**DIRECTION**
Reproduce the material exactly, omitting nothing.
* Begin RECORDS SHOWN *
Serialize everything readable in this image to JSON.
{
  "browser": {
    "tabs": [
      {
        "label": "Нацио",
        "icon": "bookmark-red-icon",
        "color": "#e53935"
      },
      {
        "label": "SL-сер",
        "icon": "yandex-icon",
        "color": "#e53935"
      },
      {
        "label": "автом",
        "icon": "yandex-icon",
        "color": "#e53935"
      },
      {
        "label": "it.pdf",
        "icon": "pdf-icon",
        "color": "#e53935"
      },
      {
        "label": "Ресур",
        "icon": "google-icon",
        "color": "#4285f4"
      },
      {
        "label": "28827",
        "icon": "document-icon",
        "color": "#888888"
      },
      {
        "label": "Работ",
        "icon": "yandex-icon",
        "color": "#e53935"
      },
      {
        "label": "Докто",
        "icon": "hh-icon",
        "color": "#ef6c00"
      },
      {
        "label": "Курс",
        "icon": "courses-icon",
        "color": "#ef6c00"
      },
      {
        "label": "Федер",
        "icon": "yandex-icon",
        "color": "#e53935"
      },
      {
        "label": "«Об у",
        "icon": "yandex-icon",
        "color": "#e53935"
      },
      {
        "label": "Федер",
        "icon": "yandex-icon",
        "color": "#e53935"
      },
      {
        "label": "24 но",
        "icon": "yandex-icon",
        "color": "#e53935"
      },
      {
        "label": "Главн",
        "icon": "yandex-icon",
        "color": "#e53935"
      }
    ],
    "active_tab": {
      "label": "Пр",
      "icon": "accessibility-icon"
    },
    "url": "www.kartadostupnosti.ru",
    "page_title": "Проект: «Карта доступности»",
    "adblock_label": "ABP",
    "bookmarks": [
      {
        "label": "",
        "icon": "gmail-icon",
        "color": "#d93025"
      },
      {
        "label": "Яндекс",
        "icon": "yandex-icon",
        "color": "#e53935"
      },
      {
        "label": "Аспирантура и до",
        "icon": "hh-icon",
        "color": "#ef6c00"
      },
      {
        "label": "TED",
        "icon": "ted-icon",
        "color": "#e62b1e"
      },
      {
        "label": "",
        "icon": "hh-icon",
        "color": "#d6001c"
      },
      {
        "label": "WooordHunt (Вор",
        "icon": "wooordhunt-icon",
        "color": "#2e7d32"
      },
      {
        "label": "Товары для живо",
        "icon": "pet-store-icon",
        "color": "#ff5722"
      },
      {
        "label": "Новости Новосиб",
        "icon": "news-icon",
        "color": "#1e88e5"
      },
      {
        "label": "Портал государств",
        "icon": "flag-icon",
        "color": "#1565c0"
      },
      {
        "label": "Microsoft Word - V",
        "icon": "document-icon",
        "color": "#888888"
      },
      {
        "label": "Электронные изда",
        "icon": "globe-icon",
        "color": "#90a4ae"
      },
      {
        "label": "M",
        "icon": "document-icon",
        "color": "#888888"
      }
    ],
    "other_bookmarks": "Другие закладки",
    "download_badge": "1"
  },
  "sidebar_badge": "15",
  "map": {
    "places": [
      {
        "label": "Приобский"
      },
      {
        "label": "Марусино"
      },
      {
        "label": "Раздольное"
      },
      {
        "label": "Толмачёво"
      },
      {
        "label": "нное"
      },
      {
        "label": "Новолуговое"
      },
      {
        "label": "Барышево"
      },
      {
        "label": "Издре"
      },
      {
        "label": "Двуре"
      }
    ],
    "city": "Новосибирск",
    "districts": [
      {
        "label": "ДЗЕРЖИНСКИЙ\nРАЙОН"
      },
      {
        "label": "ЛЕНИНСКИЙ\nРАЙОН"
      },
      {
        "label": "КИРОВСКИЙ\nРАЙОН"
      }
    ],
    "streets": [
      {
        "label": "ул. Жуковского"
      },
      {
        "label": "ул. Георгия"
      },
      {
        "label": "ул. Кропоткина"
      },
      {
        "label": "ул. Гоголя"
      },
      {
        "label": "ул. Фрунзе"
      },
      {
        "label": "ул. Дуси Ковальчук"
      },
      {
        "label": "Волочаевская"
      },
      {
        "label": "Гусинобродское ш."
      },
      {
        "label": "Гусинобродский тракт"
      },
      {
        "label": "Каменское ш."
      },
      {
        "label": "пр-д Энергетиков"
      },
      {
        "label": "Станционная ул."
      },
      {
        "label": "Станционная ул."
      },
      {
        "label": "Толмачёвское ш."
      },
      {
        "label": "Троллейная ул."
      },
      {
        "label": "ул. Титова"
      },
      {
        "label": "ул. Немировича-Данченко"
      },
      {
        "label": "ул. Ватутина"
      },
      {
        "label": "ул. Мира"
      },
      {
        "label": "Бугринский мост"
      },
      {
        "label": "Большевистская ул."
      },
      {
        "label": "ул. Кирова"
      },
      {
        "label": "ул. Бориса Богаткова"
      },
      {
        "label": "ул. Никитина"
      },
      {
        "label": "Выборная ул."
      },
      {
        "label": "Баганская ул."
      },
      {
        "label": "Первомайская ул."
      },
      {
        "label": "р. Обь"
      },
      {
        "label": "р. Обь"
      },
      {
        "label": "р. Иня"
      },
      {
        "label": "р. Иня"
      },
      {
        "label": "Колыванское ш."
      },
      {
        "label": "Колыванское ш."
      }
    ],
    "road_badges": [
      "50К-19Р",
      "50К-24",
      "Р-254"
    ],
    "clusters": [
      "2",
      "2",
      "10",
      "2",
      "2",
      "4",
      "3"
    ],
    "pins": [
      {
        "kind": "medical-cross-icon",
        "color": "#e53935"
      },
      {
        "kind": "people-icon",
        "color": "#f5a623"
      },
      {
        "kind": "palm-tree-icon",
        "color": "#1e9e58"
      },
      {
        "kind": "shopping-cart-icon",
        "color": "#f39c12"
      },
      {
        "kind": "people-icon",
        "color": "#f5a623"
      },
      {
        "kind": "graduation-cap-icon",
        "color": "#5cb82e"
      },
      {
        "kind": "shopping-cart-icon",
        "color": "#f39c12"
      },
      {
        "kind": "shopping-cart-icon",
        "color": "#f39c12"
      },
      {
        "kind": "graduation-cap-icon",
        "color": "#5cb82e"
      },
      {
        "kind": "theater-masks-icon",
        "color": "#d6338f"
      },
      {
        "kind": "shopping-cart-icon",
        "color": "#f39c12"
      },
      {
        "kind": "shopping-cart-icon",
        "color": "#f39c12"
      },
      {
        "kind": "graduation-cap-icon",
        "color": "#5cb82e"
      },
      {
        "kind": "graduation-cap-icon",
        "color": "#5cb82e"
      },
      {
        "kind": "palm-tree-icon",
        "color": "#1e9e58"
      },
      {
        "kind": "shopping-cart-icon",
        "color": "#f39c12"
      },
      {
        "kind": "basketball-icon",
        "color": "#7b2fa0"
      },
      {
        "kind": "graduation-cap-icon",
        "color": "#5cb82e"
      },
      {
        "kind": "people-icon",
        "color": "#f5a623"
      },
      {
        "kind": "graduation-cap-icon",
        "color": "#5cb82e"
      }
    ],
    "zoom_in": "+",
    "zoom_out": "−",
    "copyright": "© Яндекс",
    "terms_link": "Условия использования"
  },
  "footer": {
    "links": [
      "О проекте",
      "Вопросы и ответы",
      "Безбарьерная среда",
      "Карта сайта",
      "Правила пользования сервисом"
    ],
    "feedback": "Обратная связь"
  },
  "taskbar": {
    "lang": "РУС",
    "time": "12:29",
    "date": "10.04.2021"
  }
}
* End RECORDS SHOWN *
**WRITTEN REPLY**
Serialize everything readable in this image to JSON.
{
  "browser": {
    "tabs": [
      {
        "label": "Нацио",
        "icon": "bookmark-red-icon",
        "color": "#e53935"
      },
      {
        "label": "SL-сер",
        "icon": "yandex-icon",
        "color": "#e53935"
      },
      {
        "label": "автом",
        "icon": "yandex-icon",
        "color": "#e53935"
      },
      {
        "label": "it.pdf",
        "icon": "pdf-icon",
        "color": "#e53935"
      },
      {
        "label": "Ресур",
        "icon": "google-icon",
        "color": "#4285f4"
      },
      {
        "label": "28827",
        "icon": "document-icon",
        "color": "#888888"
      },
      {
        "label": "Работ",
        "icon": "yandex-icon",
        "color": "#e53935"
      },
      {
        "label": "Докто",
        "icon": "hh-icon",
        "color": "#ef6c00"
      },
      {
        "label": "Курс",
        "icon": "courses-icon",
        "color": "#ef6c00"
      },
      {
        "label": "Федер",
        "icon": "yandex-icon",
        "color": "#e53935"
      },
      {
        "label": "«Об у",
        "icon": "yandex-icon",
        "color": "#e53935"
      },
      {
        "label": "Федер",
        "icon": "yandex-icon",
        "color": "#e53935"
      },
      {
        "label": "24 но",
        "icon": "yandex-icon",
        "color": "#e53935"
      },
      {
        "label": "Главн",
        "icon": "yandex-icon",
        "color": "#e53935"
      }
    ],
    "active_tab": {
      "label": "Пр",
      "icon": "accessibility-icon"
    },
    "url": "www.kartadostupnosti.ru",
    "page_title": "Проект: «Карта доступности»",
    "adblock_label": "ABP",
    "bookmarks": [
      {
        "label": "",
        "icon": "gmail-icon",
        "color": "#d93025"
      },
      {
        "label": "Яндекс",
        "icon": "yandex-icon",
        "color": "#e53935"
      },
      {
        "label": "Аспирантура и до",
        "icon": "hh-icon",
        "color": "#ef6c00"
      },
      {
        "label": "TED",
        "icon": "ted-icon",
        "color": "#e62b1e"
      },
      {
        "label": "",
        "icon": "hh-icon",
        "color": "#d6001c"
      },
      {
        "label": "WooordHunt (Вор",
        "icon": "wooordhunt-icon",
        "color": "#2e7d32"
      },
      {
        "label": "Товары для живо",
        "icon": "pet-store-icon",
        "color": "#ff5722"
      },
      {
        "label": "Новости Новосиб",
        "icon": "news-icon",
        "color": "#1e88e5"
      },
      {
        "label": "Портал государств",
        "icon": "flag-icon",
        "color": "#1565c0"
      },
      {
        "label": "Microsoft Word - V",
        "icon": "document-icon",
        "color": "#888888"
      },
      {
        "label": "Электронные изда",
        "icon": "globe-icon",
        "color": "#90a4ae"
      },
      {
        "label": "M",
        "icon": "document-icon",
        "color": "#888888"
      }
    ],
    "other_bookmarks": "Другие закладки",
    "download_badge": "1"
  },
  "sidebar_badge": "15",
  "map": {
    "places": [
      {
        "label": "Приобский"
      },
      {
        "label": "Марусино"
      },
      {
        "label": "Раздольное"
      },
      {
        "label": "Толмачёво"
      },
      {
        "label": "нное"
      },
      {
        "label": "Новолуговое"
      },
      {
        "label": "Барышево"
      },
      {
        "label": "Издре"
      },
      {
        "label": "Двуре"
      }
    ],
    "city": "Новосибирск",
    "districts": [
      {
        "label": "ДЗЕРЖИНСКИЙ\nРАЙОН"
      },
      {
        "label": "ЛЕНИНСКИЙ\nРАЙОН"
      },
      {
        "label": "КИРОВСКИЙ\nРАЙОН"
      }
    ],
    "streets": [
      {
        "label": "ул. Жуковского"
      },
      {
        "label": "ул. Георгия"
      },
      {
        "label": "ул. Кропоткина"
      },
      {
        "label": "ул. Гоголя"
      },
      {
        "label": "ул. Фрунзе"
      },
      {
        "label": "ул. Дуси Ковальчук"
      },
      {
        "label": "Волочаевская"
      },
      {
        "label": "Гусинобродское ш."
      },
      {
        "label": "Гусинобродский тракт"
      },
      {
        "label": "Каменское ш."
      },
      {
        "label": "пр-д Энергетиков"
      },
      {
        "label": "Станционная ул."
      },
      {
        "label": "Станционная ул."
      },
      {
        "label": "Толмачёвское ш."
      },
      {
        "label": "Троллейная ул."
      },
      {
        "label": "ул. Титова"
      },
      {
        "label": "ул. Немировича-Данченко"
      },
      {
        "label": "ул. Ватутина"
      },
      {
        "label": "ул. Мира"
      },
      {
        "label": "Бугринский мост"
      },
      {
        "label": "Большевистская ул."
      },
      {
        "label": "ул. Кирова"
      },
      {
        "label": "ул. Бориса Богаткова"
      },
      {
        "label": "ул. Никитина"
      },
      {
        "label": "Выборная ул."
      },
      {
        "label": "Баганская ул."
      },
      {
        "label": "Первомайская ул."
      },
      {
        "label": "р. Обь"
      },
      {
        "label": "р. Обь"
      },
      {
        "label": "р. Иня"
      },
      {
        "label": "р. Иня"
      },
      {
        "label": "Колыванское ш."
      },
      {
        "label": "Колыванское ш."
      }
    ],
    "road_badges": [
      "50К-19Р",
      "50К-24",
      "Р-254"
    ],
    "clusters": [
      "2",
      "2",
      "10",
      "2",
      "2",
      "4",
      "3"
    ],
    "pins": [
      {
        "kind": "medical-cross-icon",
        "color": "#e53935"
      },
      {
        "kind": "people-icon",
        "color": "#f5a623"
      },
      {
        "kind": "palm-tree-icon",
        "color": "#1e9e58"
      },
      {
        "kind": "shopping-cart-icon",
        "color": "#f39c12"
      },
      {
        "kind": "people-icon",
        "color": "#f5a623"
      },
      {
        "kind": "graduation-cap-icon",
        "color": "#5cb82e"
      },
      {
        "kind": "shopping-cart-icon",
        "color": "#f39c12"
      },
      {
        "kind": "shopping-cart-icon",
        "color": "#f39c12"
      },
      {
        "kind": "graduation-cap-icon",
        "color": "#5cb82e"
      },
      {
        "kind": "theater-masks-icon",
        "color": "#d6338f"
      },
      {
        "kind": "shopping-cart-icon",
        "color": "#f39c12"
      },
      {
        "kind": "shopping-cart-icon",
        "color": "#f39c12"
      },
      {
        "kind": "graduation-cap-icon",
        "color": "#5cb82e"
      },
      {
        "kind": "graduation-cap-icon",
        "color": "#5cb82e"
      },
      {
        "kind": "palm-tree-icon",
        "color": "#1e9e58"
      },
      {
        "kind": "shopping-cart-icon",
        "color": "#f39c12"
      },
      {
        "kind": "basketball-icon",
        "color": "#7b2fa0"
      },
      {
        "kind": "graduation-cap-icon",
        "color": "#5cb82e"
      },
      {
        "kind": "people-icon",
        "color": "#f5a623"
      },
      {
        "kind": "graduation-cap-icon",
        "color": "#5cb82e"
      }
    ],
    "zoom_in": "+",
    "zoom_out": "−",
    "copyright": "© Яндекс",
    "terms_link": "Условия использования"
  },
  "footer": {
    "links": [
      "О проекте",
      "Вопросы и ответы",
      "Безбарьерная среда",
      "Карта сайта",
      "Правила пользования сервисом"
    ],
    "feedback": "Обратная связь"
  },
  "taskbar": {
    "lang": "РУС",
    "time": "12:29",
    "date": "10.04.2021"
  }
}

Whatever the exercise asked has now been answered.